* [PROBLEM STATEMENT] Restate the material word for word and leave out anything that is a picture.

* [DATA PROVIDED]
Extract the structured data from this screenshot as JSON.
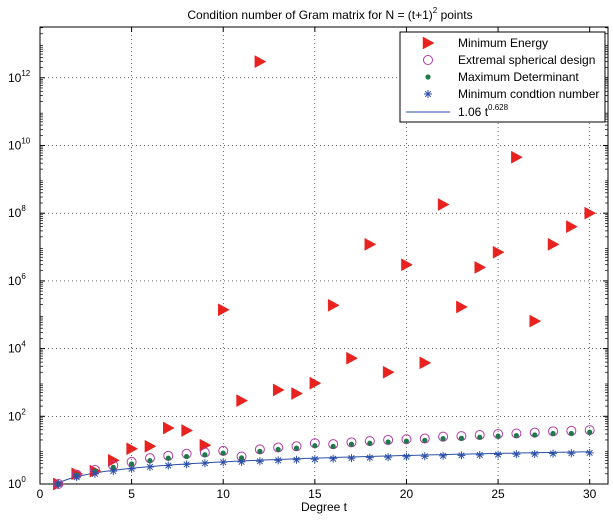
{
  "chart_data": {
    "type": "scatter",
    "title": {
      "base": "Condition number of Gram matrix for N = (t+1)",
      "sup": "2",
      "tail": " points"
    },
    "xlabel": "Degree t",
    "ylabel": "",
    "x_scale": "linear",
    "y_scale": "log",
    "xlim": [
      0,
      31
    ],
    "ylim_log10": [
      0,
      13.5
    ],
    "xticks": [
      0,
      5,
      10,
      15,
      20,
      25,
      30
    ],
    "yticks": [
      {
        "base": "10",
        "exp": "0",
        "log10": 0
      },
      {
        "base": "10",
        "exp": "2",
        "log10": 2
      },
      {
        "base": "10",
        "exp": "4",
        "log10": 4
      },
      {
        "base": "10",
        "exp": "6",
        "log10": 6
      },
      {
        "base": "10",
        "exp": "8",
        "log10": 8
      },
      {
        "base": "10",
        "exp": "10",
        "log10": 10
      },
      {
        "base": "10",
        "exp": "12",
        "log10": 12
      }
    ],
    "grid": true,
    "legend_position": "top-right",
    "series": [
      {
        "name": "Minimum Energy",
        "marker": "triangle-right",
        "color": "#e8231f",
        "x": [
          1,
          2,
          3,
          4,
          5,
          6,
          7,
          8,
          9,
          10,
          11,
          12,
          13,
          14,
          15,
          16,
          17,
          18,
          19,
          20,
          21,
          22,
          23,
          24,
          25,
          26,
          27,
          28,
          29,
          30
        ],
        "y": [
          1,
          2,
          2.4,
          5,
          11,
          13,
          45,
          38,
          14,
          140000,
          290,
          3000000000000.0,
          600,
          470,
          950,
          190000,
          5200,
          12000000.0,
          2000,
          3000000.0,
          3800,
          180000000.0,
          170000,
          2500000.0,
          7000000.0,
          4500000000.0,
          65000,
          12000000.0,
          40000000.0,
          100000000.0
        ]
      },
      {
        "name": "Extremal spherical design",
        "marker": "circle-open",
        "color": "#b03aa6",
        "x": [
          1,
          2,
          3,
          4,
          5,
          6,
          7,
          8,
          9,
          10,
          11,
          12,
          13,
          14,
          15,
          16,
          17,
          18,
          19,
          20,
          21,
          22,
          23,
          24,
          25,
          26,
          27,
          28,
          29,
          30
        ],
        "y": [
          1,
          1.9,
          2.6,
          3.5,
          4.5,
          5.8,
          6.8,
          7.8,
          8.5,
          9.5,
          6.5,
          10.5,
          12,
          13,
          16,
          15,
          17,
          18.5,
          20,
          21,
          22,
          25,
          26,
          28,
          30,
          31,
          33,
          36,
          37,
          39
        ]
      },
      {
        "name": "Maximum Determinant",
        "marker": "dot",
        "color": "#1e7a4a",
        "x": [
          1,
          2,
          3,
          4,
          5,
          6,
          7,
          8,
          9,
          10,
          11,
          12,
          13,
          14,
          15,
          16,
          17,
          18,
          19,
          20,
          21,
          22,
          23,
          24,
          25,
          26,
          27,
          28,
          29,
          30
        ],
        "y": [
          1,
          1.85,
          2.4,
          3.1,
          3.9,
          4.9,
          5.8,
          6.5,
          7.3,
          8.2,
          5.9,
          9.2,
          10.5,
          11.5,
          13.5,
          13,
          15,
          16,
          17.5,
          18.5,
          19.5,
          22,
          22.5,
          24,
          26,
          27,
          28,
          31,
          31,
          34
        ]
      },
      {
        "name": "Minimum condtion number",
        "marker": "asterisk",
        "color": "#2b4fa8",
        "x": [
          1,
          2,
          3,
          4,
          5,
          6,
          7,
          8,
          9,
          10,
          11,
          12,
          13,
          14,
          15,
          16,
          17,
          18,
          19,
          20,
          21,
          22,
          23,
          24,
          25,
          26,
          27,
          28,
          29,
          30
        ],
        "y": [
          1,
          1.6,
          2.0,
          2.4,
          2.8,
          3.2,
          3.5,
          3.8,
          4.1,
          4.4,
          4.5,
          4.7,
          5.0,
          5.2,
          5.4,
          5.6,
          5.8,
          6.0,
          6.2,
          6.4,
          6.6,
          6.8,
          7.0,
          7.2,
          7.4,
          7.6,
          7.7,
          7.9,
          8.1,
          8.3
        ]
      },
      {
        "name_base": "1.06 t",
        "name_sup": "0.628",
        "type": "line",
        "color": "#2b4fa8",
        "coef": 1.06,
        "power": 0.628,
        "x_range": [
          1,
          30
        ]
      }
    ]
  }
}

* [RESULT]
Extract the structured data from this screenshot as JSON.
{
  "chart_data": {
    "type": "scatter",
    "title": {
      "base": "Condition number of Gram matrix for N = (t+1)",
      "sup": "2",
      "tail": " points"
    },
    "xlabel": "Degree t",
    "ylabel": "",
    "x_scale": "linear",
    "y_scale": "log",
    "xlim": [
      0,
      31
    ],
    "ylim_log10": [
      0,
      13.5
    ],
    "xticks": [
      0,
      5,
      10,
      15,
      20,
      25,
      30
    ],
    "yticks": [
      {
        "base": "10",
        "exp": "0",
        "log10": 0
      },
      {
        "base": "10",
        "exp": "2",
        "log10": 2
      },
      {
        "base": "10",
        "exp": "4",
        "log10": 4
      },
      {
        "base": "10",
        "exp": "6",
        "log10": 6
      },
      {
        "base": "10",
        "exp": "8",
        "log10": 8
      },
      {
        "base": "10",
        "exp": "10",
        "log10": 10
      },
      {
        "base": "10",
        "exp": "12",
        "log10": 12
      }
    ],
    "grid": true,
    "legend_position": "top-right",
    "series": [
      {
        "name": "Minimum Energy",
        "marker": "triangle-right",
        "color": "#e8231f",
        "x": [
          1,
          2,
          3,
          4,
          5,
          6,
          7,
          8,
          9,
          10,
          11,
          12,
          13,
          14,
          15,
          16,
          17,
          18,
          19,
          20,
          21,
          22,
          23,
          24,
          25,
          26,
          27,
          28,
          29,
          30
        ],
        "y": [
          1,
          2,
          2.4,
          5,
          11,
          13,
          45,
          38,
          14,
          140000,
          290,
          3000000000000.0,
          600,
          470,
          950,
          190000,
          5200,
          12000000.0,
          2000,
          3000000.0,
          3800,
          180000000.0,
          170000,
          2500000.0,
          7000000.0,
          4500000000.0,
          65000,
          12000000.0,
          40000000.0,
          100000000.0
        ]
      },
      {
        "name": "Extremal spherical design",
        "marker": "circle-open",
        "color": "#b03aa6",
        "x": [
          1,
          2,
          3,
          4,
          5,
          6,
          7,
          8,
          9,
          10,
          11,
          12,
          13,
          14,
          15,
          16,
          17,
          18,
          19,
          20,
          21,
          22,
          23,
          24,
          25,
          26,
          27,
          28,
          29,
          30
        ],
        "y": [
          1,
          1.9,
          2.6,
          3.5,
          4.5,
          5.8,
          6.8,
          7.8,
          8.5,
          9.5,
          6.5,
          10.5,
          12,
          13,
          16,
          15,
          17,
          18.5,
          20,
          21,
          22,
          25,
          26,
          28,
          30,
          31,
          33,
          36,
          37,
          39
        ]
      },
      {
        "name": "Maximum Determinant",
        "marker": "dot",
        "color": "#1e7a4a",
        "x": [
          1,
          2,
          3,
          4,
          5,
          6,
          7,
          8,
          9,
          10,
          11,
          12,
          13,
          14,
          15,
          16,
          17,
          18,
          19,
          20,
          21,
          22,
          23,
          24,
          25,
          26,
          27,
          28,
          29,
          30
        ],
        "y": [
          1,
          1.85,
          2.4,
          3.1,
          3.9,
          4.9,
          5.8,
          6.5,
          7.3,
          8.2,
          5.9,
          9.2,
          10.5,
          11.5,
          13.5,
          13,
          15,
          16,
          17.5,
          18.5,
          19.5,
          22,
          22.5,
          24,
          26,
          27,
          28,
          31,
          31,
          34
        ]
      },
      {
        "name": "Minimum condtion number",
        "marker": "asterisk",
        "color": "#2b4fa8",
        "x": [
          1,
          2,
          3,
          4,
          5,
          6,
          7,
          8,
          9,
          10,
          11,
          12,
          13,
          14,
          15,
          16,
          17,
          18,
          19,
          20,
          21,
          22,
          23,
          24,
          25,
          26,
          27,
          28,
          29,
          30
        ],
        "y": [
          1,
          1.6,
          2.0,
          2.4,
          2.8,
          3.2,
          3.5,
          3.8,
          4.1,
          4.4,
          4.5,
          4.7,
          5.0,
          5.2,
          5.4,
          5.6,
          5.8,
          6.0,
          6.2,
          6.4,
          6.6,
          6.8,
          7.0,
          7.2,
          7.4,
          7.6,
          7.7,
          7.9,
          8.1,
          8.3
        ]
      },
      {
        "name_base": "1.06 t",
        "name_sup": "0.628",
        "type": "line",
        "color": "#2b4fa8",
        "coef": 1.06,
        "power": 0.628,
        "x_range": [
          1,
          30
        ]
      }
    ]
  }
}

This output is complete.